● MATERIAL SUPPLIED:
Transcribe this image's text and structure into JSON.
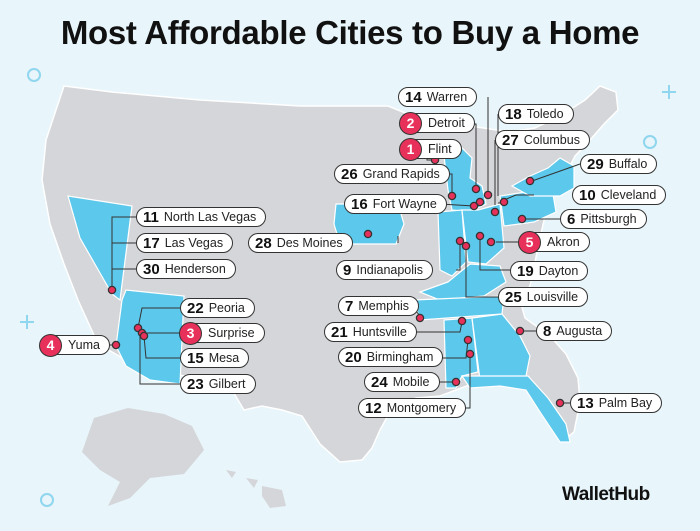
{
  "title": "Most Affordable Cities to Buy a Home",
  "brand": "WalletHub",
  "colors": {
    "highlight_state": "#5cc8ec",
    "base_state": "#d4d6d9",
    "marker": "#e8315a",
    "background": "#e8f5fa"
  },
  "cities": [
    {
      "rank": "1",
      "name": "Flint",
      "top5": true
    },
    {
      "rank": "2",
      "name": "Detroit",
      "top5": true
    },
    {
      "rank": "3",
      "name": "Surprise",
      "top5": true
    },
    {
      "rank": "4",
      "name": "Yuma",
      "top5": true
    },
    {
      "rank": "5",
      "name": "Akron",
      "top5": true
    },
    {
      "rank": "6",
      "name": "Pittsburgh"
    },
    {
      "rank": "7",
      "name": "Memphis"
    },
    {
      "rank": "8",
      "name": "Augusta"
    },
    {
      "rank": "9",
      "name": "Indianapolis"
    },
    {
      "rank": "10",
      "name": "Cleveland"
    },
    {
      "rank": "11",
      "name": "North Las Vegas"
    },
    {
      "rank": "13",
      "name": "Palm Bay"
    },
    {
      "rank": "14",
      "name": "Warren"
    },
    {
      "rank": "15",
      "name": "Mesa"
    },
    {
      "rank": "16",
      "name": "Fort Wayne"
    },
    {
      "rank": "17",
      "name": "Las Vegas"
    },
    {
      "rank": "18",
      "name": "Toledo"
    },
    {
      "rank": "19",
      "name": "Dayton"
    },
    {
      "rank": "20",
      "name": "Birmingham"
    },
    {
      "rank": "21",
      "name": "Huntsville"
    },
    {
      "rank": "22",
      "name": "Peoria"
    },
    {
      "rank": "23",
      "name": "Gilbert"
    },
    {
      "rank": "24",
      "name": "Mobile"
    },
    {
      "rank": "25",
      "name": "Louisville"
    },
    {
      "rank": "26",
      "name": "Grand Rapids"
    },
    {
      "rank": "27",
      "name": "Columbus"
    },
    {
      "rank": "28",
      "name": "Des Moines"
    },
    {
      "rank": "29",
      "name": "Buffalo"
    },
    {
      "rank": "30",
      "name": "Henderson"
    },
    {
      "rank": "12",
      "name": "Montgomery"
    }
  ]
}
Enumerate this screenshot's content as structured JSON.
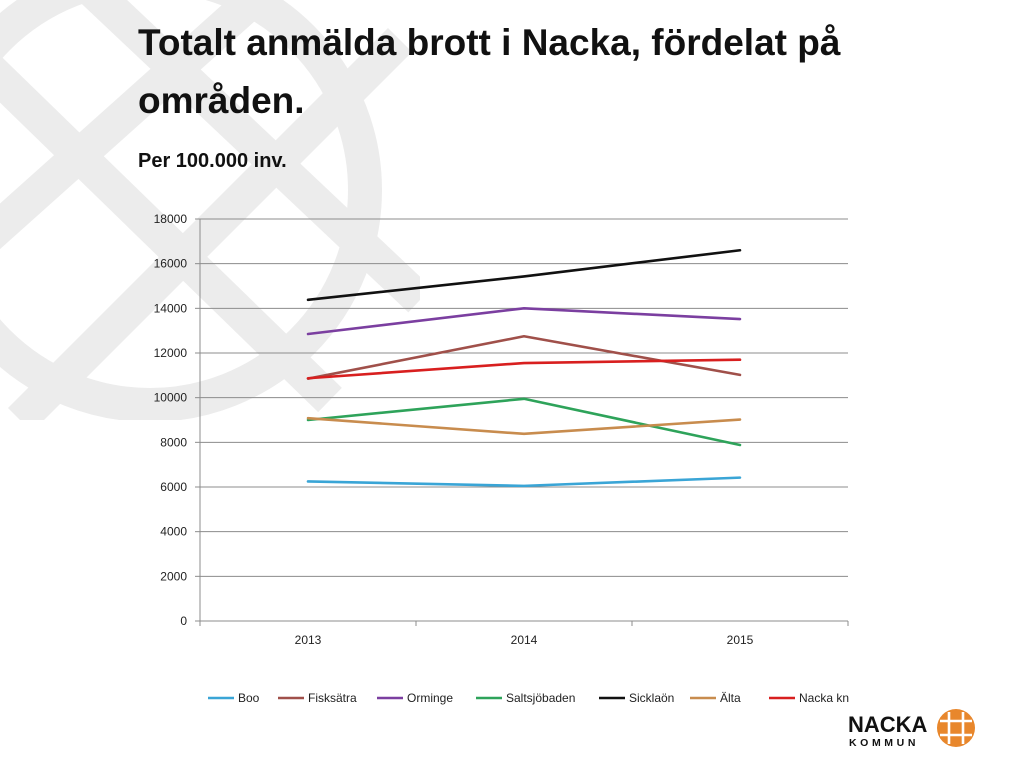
{
  "page": {
    "title": "Totalt anmälda brott i Nacka, fördelat på områden.",
    "subtitle": "Per 100.000 inv."
  },
  "logo": {
    "word1": "NACKA",
    "word2": "KOMMUN",
    "color": "#e8872c"
  },
  "chart_data": {
    "type": "line",
    "title": "Totalt anmälda brott i Nacka, fördelat på områden.",
    "subtitle": "Per 100.000 inv.",
    "x": [
      "2013",
      "2014",
      "2015"
    ],
    "ylim": [
      0,
      18000
    ],
    "yticks": [
      "0",
      "2000",
      "4000",
      "6000",
      "8000",
      "10000",
      "12000",
      "14000",
      "16000",
      "18000"
    ],
    "grid": true,
    "legend": "bottom",
    "series": [
      {
        "name": "Boo",
        "color": "#3aa5d6",
        "values": [
          6250,
          6050,
          6420
        ]
      },
      {
        "name": "Fisksätra",
        "color": "#a0504a",
        "values": [
          10850,
          12750,
          11020
        ]
      },
      {
        "name": "Orminge",
        "color": "#7b3fa0",
        "values": [
          12850,
          14000,
          13520
        ]
      },
      {
        "name": "Saltsjöbaden",
        "color": "#2ea35a",
        "values": [
          9000,
          9950,
          7880
        ]
      },
      {
        "name": "Sicklaön",
        "color": "#111111",
        "values": [
          14380,
          15430,
          16600
        ]
      },
      {
        "name": "Älta",
        "color": "#c88c4e",
        "values": [
          9080,
          8380,
          9020
        ]
      },
      {
        "name": "Nacka kn",
        "color": "#d81f1f",
        "values": [
          10870,
          11550,
          11700
        ]
      }
    ]
  }
}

● REQUEST:
Print out the material word for word, omitting the pictures.

● FULL ANSWER:
Transcribe this image's text and structure into JSON.
{
  "title": "Most Affordable Cities to Buy a Home",
  "brand": "WalletHub",
  "colors": {
    "highlight_state": "#5cc8ec",
    "base_state": "#d4d6d9",
    "marker": "#e8315a",
    "background": "#e8f5fa"
  },
  "cities": [
    {
      "rank": "1",
      "name": "Flint",
      "top5": true
    },
    {
      "rank": "2",
      "name": "Detroit",
      "top5": true
    },
    {
      "rank": "3",
      "name": "Surprise",
      "top5": true
    },
    {
      "rank": "4",
      "name": "Yuma",
      "top5": true
    },
    {
      "rank": "5",
      "name": "Akron",
      "top5": true
    },
    {
      "rank": "6",
      "name": "Pittsburgh"
    },
    {
      "rank": "7",
      "name": "Memphis"
    },
    {
      "rank": "8",
      "name": "Augusta"
    },
    {
      "rank": "9",
      "name": "Indianapolis"
    },
    {
      "rank": "10",
      "name": "Cleveland"
    },
    {
      "rank": "11",
      "name": "North Las Vegas"
    },
    {
      "rank": "13",
      "name": "Palm Bay"
    },
    {
      "rank": "14",
      "name": "Warren"
    },
    {
      "rank": "15",
      "name": "Mesa"
    },
    {
      "rank": "16",
      "name": "Fort Wayne"
    },
    {
      "rank": "17",
      "name": "Las Vegas"
    },
    {
      "rank": "18",
      "name": "Toledo"
    },
    {
      "rank": "19",
      "name": "Dayton"
    },
    {
      "rank": "20",
      "name": "Birmingham"
    },
    {
      "rank": "21",
      "name": "Huntsville"
    },
    {
      "rank": "22",
      "name": "Peoria"
    },
    {
      "rank": "23",
      "name": "Gilbert"
    },
    {
      "rank": "24",
      "name": "Mobile"
    },
    {
      "rank": "25",
      "name": "Louisville"
    },
    {
      "rank": "26",
      "name": "Grand Rapids"
    },
    {
      "rank": "27",
      "name": "Columbus"
    },
    {
      "rank": "28",
      "name": "Des Moines"
    },
    {
      "rank": "29",
      "name": "Buffalo"
    },
    {
      "rank": "30",
      "name": "Henderson"
    },
    {
      "rank": "12",
      "name": "Montgomery"
    }
  ]
}
Enumerate this screenshot's content as structured JSON.
{
  "page": {
    "title": "Totalt anmälda brott i Nacka, fördelat på områden.",
    "subtitle": "Per 100.000 inv."
  },
  "logo": {
    "word1": "NACKA",
    "word2": "KOMMUN",
    "color": "#e8872c"
  },
  "chart_data": {
    "type": "line",
    "title": "Totalt anmälda brott i Nacka, fördelat på områden.",
    "subtitle": "Per 100.000 inv.",
    "x": [
      "2013",
      "2014",
      "2015"
    ],
    "ylim": [
      0,
      18000
    ],
    "yticks": [
      "0",
      "2000",
      "4000",
      "6000",
      "8000",
      "10000",
      "12000",
      "14000",
      "16000",
      "18000"
    ],
    "grid": true,
    "legend": "bottom",
    "series": [
      {
        "name": "Boo",
        "color": "#3aa5d6",
        "values": [
          6250,
          6050,
          6420
        ]
      },
      {
        "name": "Fisksätra",
        "color": "#a0504a",
        "values": [
          10850,
          12750,
          11020
        ]
      },
      {
        "name": "Orminge",
        "color": "#7b3fa0",
        "values": [
          12850,
          14000,
          13520
        ]
      },
      {
        "name": "Saltsjöbaden",
        "color": "#2ea35a",
        "values": [
          9000,
          9950,
          7880
        ]
      },
      {
        "name": "Sicklaön",
        "color": "#111111",
        "values": [
          14380,
          15430,
          16600
        ]
      },
      {
        "name": "Älta",
        "color": "#c88c4e",
        "values": [
          9080,
          8380,
          9020
        ]
      },
      {
        "name": "Nacka kn",
        "color": "#d81f1f",
        "values": [
          10870,
          11550,
          11700
        ]
      }
    ]
  }
}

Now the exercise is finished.